=== INPUT ROWS ===
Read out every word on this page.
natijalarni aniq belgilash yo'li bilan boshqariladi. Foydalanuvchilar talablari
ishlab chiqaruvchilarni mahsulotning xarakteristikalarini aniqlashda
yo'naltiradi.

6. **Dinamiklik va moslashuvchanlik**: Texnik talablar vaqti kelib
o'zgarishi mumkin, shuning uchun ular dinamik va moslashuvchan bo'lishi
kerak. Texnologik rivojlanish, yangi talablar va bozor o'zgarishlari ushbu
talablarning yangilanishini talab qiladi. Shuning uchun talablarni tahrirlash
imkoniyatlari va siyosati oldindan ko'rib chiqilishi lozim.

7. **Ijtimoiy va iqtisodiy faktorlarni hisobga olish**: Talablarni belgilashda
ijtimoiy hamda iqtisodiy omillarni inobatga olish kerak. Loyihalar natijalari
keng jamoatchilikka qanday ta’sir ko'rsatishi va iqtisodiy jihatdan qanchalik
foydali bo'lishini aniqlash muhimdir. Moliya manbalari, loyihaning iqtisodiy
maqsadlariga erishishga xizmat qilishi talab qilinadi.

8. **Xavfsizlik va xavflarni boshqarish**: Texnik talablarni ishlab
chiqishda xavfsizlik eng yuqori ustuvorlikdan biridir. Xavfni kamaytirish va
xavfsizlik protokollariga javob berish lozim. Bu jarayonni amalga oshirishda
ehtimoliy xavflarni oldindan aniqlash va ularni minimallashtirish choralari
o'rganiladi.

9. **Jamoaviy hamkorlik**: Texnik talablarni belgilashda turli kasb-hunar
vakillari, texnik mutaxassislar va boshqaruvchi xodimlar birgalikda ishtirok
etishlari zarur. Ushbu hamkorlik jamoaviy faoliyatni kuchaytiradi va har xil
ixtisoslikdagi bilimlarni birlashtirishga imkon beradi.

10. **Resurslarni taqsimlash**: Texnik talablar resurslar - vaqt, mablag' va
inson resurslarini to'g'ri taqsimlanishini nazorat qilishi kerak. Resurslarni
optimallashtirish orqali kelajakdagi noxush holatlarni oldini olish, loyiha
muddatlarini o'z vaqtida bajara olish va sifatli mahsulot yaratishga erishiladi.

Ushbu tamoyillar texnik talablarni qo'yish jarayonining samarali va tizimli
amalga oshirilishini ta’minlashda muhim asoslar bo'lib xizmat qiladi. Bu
===
• TASK: Return all of the entries exactly as they were supplied.

• FINAL RESULT:
Read out every word on this page.
natijalarni aniq belgilash yo'li bilan boshqariladi. Foydalanuvchilar talablari
ishlab chiqaruvchilarni mahsulotning xarakteristikalarini aniqlashda
yo'naltiradi.

6. **Dinamiklik va moslashuvchanlik**: Texnik talablar vaqti kelib
o'zgarishi mumkin, shuning uchun ular dinamik va moslashuvchan bo'lishi
kerak. Texnologik rivojlanish, yangi talablar va bozor o'zgarishlari ushbu
talablarning yangilanishini talab qiladi. Shuning uchun talablarni tahrirlash
imkoniyatlari va siyosati oldindan ko'rib chiqilishi lozim.

7. **Ijtimoiy va iqtisodiy faktorlarni hisobga olish**: Talablarni belgilashda
ijtimoiy hamda iqtisodiy omillarni inobatga olish kerak. Loyihalar natijalari
keng jamoatchilikka qanday ta’sir ko'rsatishi va iqtisodiy jihatdan qanchalik
foydali bo'lishini aniqlash muhimdir. Moliya manbalari, loyihaning iqtisodiy
maqsadlariga erishishga xizmat qilishi talab qilinadi.

8. **Xavfsizlik va xavflarni boshqarish**: Texnik talablarni ishlab
chiqishda xavfsizlik eng yuqori ustuvorlikdan biridir. Xavfni kamaytirish va
xavfsizlik protokollariga javob berish lozim. Bu jarayonni amalga oshirishda
ehtimoliy xavflarni oldindan aniqlash va ularni minimallashtirish choralari
o'rganiladi.

9. **Jamoaviy hamkorlik**: Texnik talablarni belgilashda turli kasb-hunar
vakillari, texnik mutaxassislar va boshqaruvchi xodimlar birgalikda ishtirok
etishlari zarur. Ushbu hamkorlik jamoaviy faoliyatni kuchaytiradi va har xil
ixtisoslikdagi bilimlarni birlashtirishga imkon beradi.

10. **Resurslarni taqsimlash**: Texnik talablar resurslar - vaqt, mablag' va
inson resurslarini to'g'ri taqsimlanishini nazorat qilishi kerak. Resurslarni
optimallashtirish orqali kelajakdagi noxush holatlarni oldini olish, loyiha
muddatlarini o'z vaqtida bajara olish va sifatli mahsulot yaratishga erishiladi.

Ushbu tamoyillar texnik talablarni qo'yish jarayonining samarali va tizimli
amalga oshirilishini ta’minlashda muhim asoslar bo'lib xizmat qiladi. Bu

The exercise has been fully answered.